Transcribe each of the following entries line for line, with no changes.

Start of ENTRIES

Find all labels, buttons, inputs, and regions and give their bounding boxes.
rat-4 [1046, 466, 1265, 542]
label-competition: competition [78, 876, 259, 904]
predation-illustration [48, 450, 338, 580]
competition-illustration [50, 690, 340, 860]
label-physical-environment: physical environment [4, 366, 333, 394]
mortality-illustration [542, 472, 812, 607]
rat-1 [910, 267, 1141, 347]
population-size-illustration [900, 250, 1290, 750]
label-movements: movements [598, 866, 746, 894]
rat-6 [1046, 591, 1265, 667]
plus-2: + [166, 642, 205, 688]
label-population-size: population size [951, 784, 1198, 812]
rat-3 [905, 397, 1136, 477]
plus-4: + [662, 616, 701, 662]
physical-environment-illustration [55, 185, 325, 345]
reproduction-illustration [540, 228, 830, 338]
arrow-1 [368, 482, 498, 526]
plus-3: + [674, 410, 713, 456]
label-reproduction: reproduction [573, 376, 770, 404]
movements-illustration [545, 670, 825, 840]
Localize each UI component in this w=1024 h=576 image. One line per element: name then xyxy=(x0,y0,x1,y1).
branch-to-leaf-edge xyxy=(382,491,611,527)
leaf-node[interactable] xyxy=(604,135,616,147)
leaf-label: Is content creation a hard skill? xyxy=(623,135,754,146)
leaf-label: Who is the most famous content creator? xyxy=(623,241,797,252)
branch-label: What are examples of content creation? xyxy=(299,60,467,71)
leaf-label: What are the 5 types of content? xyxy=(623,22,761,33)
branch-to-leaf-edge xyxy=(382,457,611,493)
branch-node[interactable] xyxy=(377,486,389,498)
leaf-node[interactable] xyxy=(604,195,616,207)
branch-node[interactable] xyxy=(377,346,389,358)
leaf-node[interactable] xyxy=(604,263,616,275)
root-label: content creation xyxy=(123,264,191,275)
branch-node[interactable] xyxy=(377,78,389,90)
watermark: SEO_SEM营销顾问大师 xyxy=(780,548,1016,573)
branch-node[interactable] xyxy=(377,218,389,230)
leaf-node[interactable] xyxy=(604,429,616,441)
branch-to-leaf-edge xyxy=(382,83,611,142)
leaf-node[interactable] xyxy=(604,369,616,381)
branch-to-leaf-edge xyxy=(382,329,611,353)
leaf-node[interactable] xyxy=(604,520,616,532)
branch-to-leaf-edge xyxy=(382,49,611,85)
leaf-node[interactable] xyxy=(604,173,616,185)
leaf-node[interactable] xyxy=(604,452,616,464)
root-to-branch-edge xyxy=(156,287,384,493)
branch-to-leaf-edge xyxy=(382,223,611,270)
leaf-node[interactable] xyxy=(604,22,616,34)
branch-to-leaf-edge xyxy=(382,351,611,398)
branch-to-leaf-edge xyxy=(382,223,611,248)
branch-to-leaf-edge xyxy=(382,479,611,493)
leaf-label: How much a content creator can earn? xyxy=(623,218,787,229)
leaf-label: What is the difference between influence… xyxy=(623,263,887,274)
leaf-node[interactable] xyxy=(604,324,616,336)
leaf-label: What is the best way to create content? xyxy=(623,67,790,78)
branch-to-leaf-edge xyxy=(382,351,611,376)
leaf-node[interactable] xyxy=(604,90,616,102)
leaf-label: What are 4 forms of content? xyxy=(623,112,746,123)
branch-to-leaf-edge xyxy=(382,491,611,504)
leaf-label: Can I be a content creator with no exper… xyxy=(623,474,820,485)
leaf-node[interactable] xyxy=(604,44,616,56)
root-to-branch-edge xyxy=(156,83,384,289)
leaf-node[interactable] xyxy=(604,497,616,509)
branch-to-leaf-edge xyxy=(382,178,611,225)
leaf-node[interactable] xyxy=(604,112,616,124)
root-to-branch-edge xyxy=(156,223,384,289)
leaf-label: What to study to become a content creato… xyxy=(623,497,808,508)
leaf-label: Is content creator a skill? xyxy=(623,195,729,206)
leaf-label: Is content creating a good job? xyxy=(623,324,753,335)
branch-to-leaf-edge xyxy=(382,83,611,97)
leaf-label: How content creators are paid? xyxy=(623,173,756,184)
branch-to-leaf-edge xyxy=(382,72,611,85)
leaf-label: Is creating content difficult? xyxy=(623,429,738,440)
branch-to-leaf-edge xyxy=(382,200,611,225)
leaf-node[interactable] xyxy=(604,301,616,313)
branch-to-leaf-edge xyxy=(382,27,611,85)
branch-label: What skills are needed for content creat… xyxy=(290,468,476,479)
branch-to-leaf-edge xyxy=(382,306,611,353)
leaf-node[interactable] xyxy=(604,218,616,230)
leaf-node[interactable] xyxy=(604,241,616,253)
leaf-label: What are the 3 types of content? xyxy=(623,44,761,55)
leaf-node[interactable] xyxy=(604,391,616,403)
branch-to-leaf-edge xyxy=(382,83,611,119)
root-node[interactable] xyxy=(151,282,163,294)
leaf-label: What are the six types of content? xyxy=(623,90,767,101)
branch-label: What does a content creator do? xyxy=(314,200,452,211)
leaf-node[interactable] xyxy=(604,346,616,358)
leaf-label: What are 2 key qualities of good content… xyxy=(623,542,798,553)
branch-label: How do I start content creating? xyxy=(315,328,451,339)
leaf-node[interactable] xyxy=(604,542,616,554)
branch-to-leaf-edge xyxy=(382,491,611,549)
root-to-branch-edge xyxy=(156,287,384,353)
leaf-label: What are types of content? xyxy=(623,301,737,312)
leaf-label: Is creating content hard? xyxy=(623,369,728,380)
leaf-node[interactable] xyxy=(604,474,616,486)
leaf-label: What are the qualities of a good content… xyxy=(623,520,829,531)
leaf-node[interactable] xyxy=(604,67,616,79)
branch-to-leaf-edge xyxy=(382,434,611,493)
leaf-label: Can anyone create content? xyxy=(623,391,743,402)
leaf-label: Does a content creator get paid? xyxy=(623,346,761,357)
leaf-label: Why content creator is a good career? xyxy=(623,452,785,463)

End of ENTRIES

THE REPLY:
Find all labels, buttons, inputs, and regions and give their bounding boxes.
rat-4 [1046, 466, 1265, 542]
label-competition: competition [78, 876, 259, 904]
predation-illustration [48, 450, 338, 580]
competition-illustration [50, 690, 340, 860]
label-physical-environment: physical environment [4, 366, 333, 394]
mortality-illustration [542, 472, 812, 607]
rat-1 [910, 267, 1141, 347]
population-size-illustration [900, 250, 1290, 750]
label-movements: movements [598, 866, 746, 894]
rat-6 [1046, 591, 1265, 667]
plus-2: + [166, 642, 205, 688]
label-population-size: population size [951, 784, 1198, 812]
rat-3 [905, 397, 1136, 477]
plus-4: + [662, 616, 701, 662]
physical-environment-illustration [55, 185, 325, 345]
reproduction-illustration [540, 228, 830, 338]
arrow-1 [368, 482, 498, 526]
plus-3: + [674, 410, 713, 456]
label-reproduction: reproduction [573, 376, 770, 404]
movements-illustration [545, 670, 825, 840]
Localize each UI component in this w=1024 h=576 image. One line per element: name then xyxy=(x0,y0,x1,y1).
branch-to-leaf-edge xyxy=(382,491,611,527)
leaf-node[interactable] xyxy=(604,135,616,147)
leaf-label: Is content creation a hard skill? xyxy=(623,135,754,146)
leaf-label: Who is the most famous content creator? xyxy=(623,241,797,252)
branch-label: What are examples of content creation? xyxy=(299,60,467,71)
leaf-label: What are the 5 types of content? xyxy=(623,22,761,33)
branch-to-leaf-edge xyxy=(382,457,611,493)
branch-node[interactable] xyxy=(377,486,389,498)
leaf-node[interactable] xyxy=(604,195,616,207)
branch-node[interactable] xyxy=(377,346,389,358)
leaf-node[interactable] xyxy=(604,263,616,275)
root-label: content creation xyxy=(123,264,191,275)
branch-node[interactable] xyxy=(377,78,389,90)
watermark: SEO_SEM营销顾问大师 xyxy=(780,548,1016,573)
branch-node[interactable] xyxy=(377,218,389,230)
leaf-node[interactable] xyxy=(604,429,616,441)
branch-to-leaf-edge xyxy=(382,83,611,142)
leaf-node[interactable] xyxy=(604,369,616,381)
branch-to-leaf-edge xyxy=(382,329,611,353)
leaf-node[interactable] xyxy=(604,520,616,532)
branch-to-leaf-edge xyxy=(382,49,611,85)
leaf-node[interactable] xyxy=(604,173,616,185)
leaf-node[interactable] xyxy=(604,452,616,464)
root-to-branch-edge xyxy=(156,287,384,493)
branch-to-leaf-edge xyxy=(382,223,611,270)
leaf-node[interactable] xyxy=(604,22,616,34)
branch-to-leaf-edge xyxy=(382,351,611,398)
branch-to-leaf-edge xyxy=(382,223,611,248)
branch-to-leaf-edge xyxy=(382,479,611,493)
leaf-label: How much a content creator can earn? xyxy=(623,218,787,229)
leaf-label: What is the difference between influence… xyxy=(623,263,887,274)
leaf-node[interactable] xyxy=(604,324,616,336)
leaf-label: What is the best way to create content? xyxy=(623,67,790,78)
branch-to-leaf-edge xyxy=(382,351,611,376)
leaf-node[interactable] xyxy=(604,90,616,102)
leaf-label: What are 4 forms of content? xyxy=(623,112,746,123)
branch-to-leaf-edge xyxy=(382,491,611,504)
leaf-label: Can I be a content creator with no exper… xyxy=(623,474,820,485)
leaf-node[interactable] xyxy=(604,44,616,56)
root-to-branch-edge xyxy=(156,83,384,289)
leaf-node[interactable] xyxy=(604,497,616,509)
branch-to-leaf-edge xyxy=(382,178,611,225)
leaf-node[interactable] xyxy=(604,112,616,124)
root-to-branch-edge xyxy=(156,223,384,289)
leaf-label: What to study to become a content creato… xyxy=(623,497,808,508)
leaf-label: Is content creator a skill? xyxy=(623,195,729,206)
leaf-label: Is content creating a good job? xyxy=(623,324,753,335)
branch-to-leaf-edge xyxy=(382,83,611,97)
leaf-label: How content creators are paid? xyxy=(623,173,756,184)
branch-to-leaf-edge xyxy=(382,72,611,85)
leaf-label: Is creating content difficult? xyxy=(623,429,738,440)
branch-to-leaf-edge xyxy=(382,200,611,225)
leaf-node[interactable] xyxy=(604,301,616,313)
branch-to-leaf-edge xyxy=(382,27,611,85)
branch-label: What skills are needed for content creat… xyxy=(290,468,476,479)
branch-to-leaf-edge xyxy=(382,306,611,353)
leaf-node[interactable] xyxy=(604,218,616,230)
leaf-node[interactable] xyxy=(604,241,616,253)
leaf-label: What are the 3 types of content? xyxy=(623,44,761,55)
leaf-node[interactable] xyxy=(604,391,616,403)
branch-to-leaf-edge xyxy=(382,83,611,119)
root-node[interactable] xyxy=(151,282,163,294)
leaf-label: What are the six types of content? xyxy=(623,90,767,101)
branch-label: What does a content creator do? xyxy=(314,200,452,211)
leaf-node[interactable] xyxy=(604,346,616,358)
leaf-label: What are 2 key qualities of good content… xyxy=(623,542,798,553)
branch-label: How do I start content creating? xyxy=(315,328,451,339)
leaf-node[interactable] xyxy=(604,542,616,554)
branch-to-leaf-edge xyxy=(382,491,611,549)
root-to-branch-edge xyxy=(156,287,384,353)
leaf-label: What are types of content? xyxy=(623,301,737,312)
leaf-label: Is creating content hard? xyxy=(623,369,728,380)
leaf-node[interactable] xyxy=(604,474,616,486)
leaf-label: What are the qualities of a good content… xyxy=(623,520,829,531)
leaf-node[interactable] xyxy=(604,67,616,79)
branch-to-leaf-edge xyxy=(382,434,611,493)
leaf-label: Can anyone create content? xyxy=(623,391,743,402)
leaf-label: Does a content creator get paid? xyxy=(623,346,761,357)
leaf-label: Why content creator is a good career? xyxy=(623,452,785,463)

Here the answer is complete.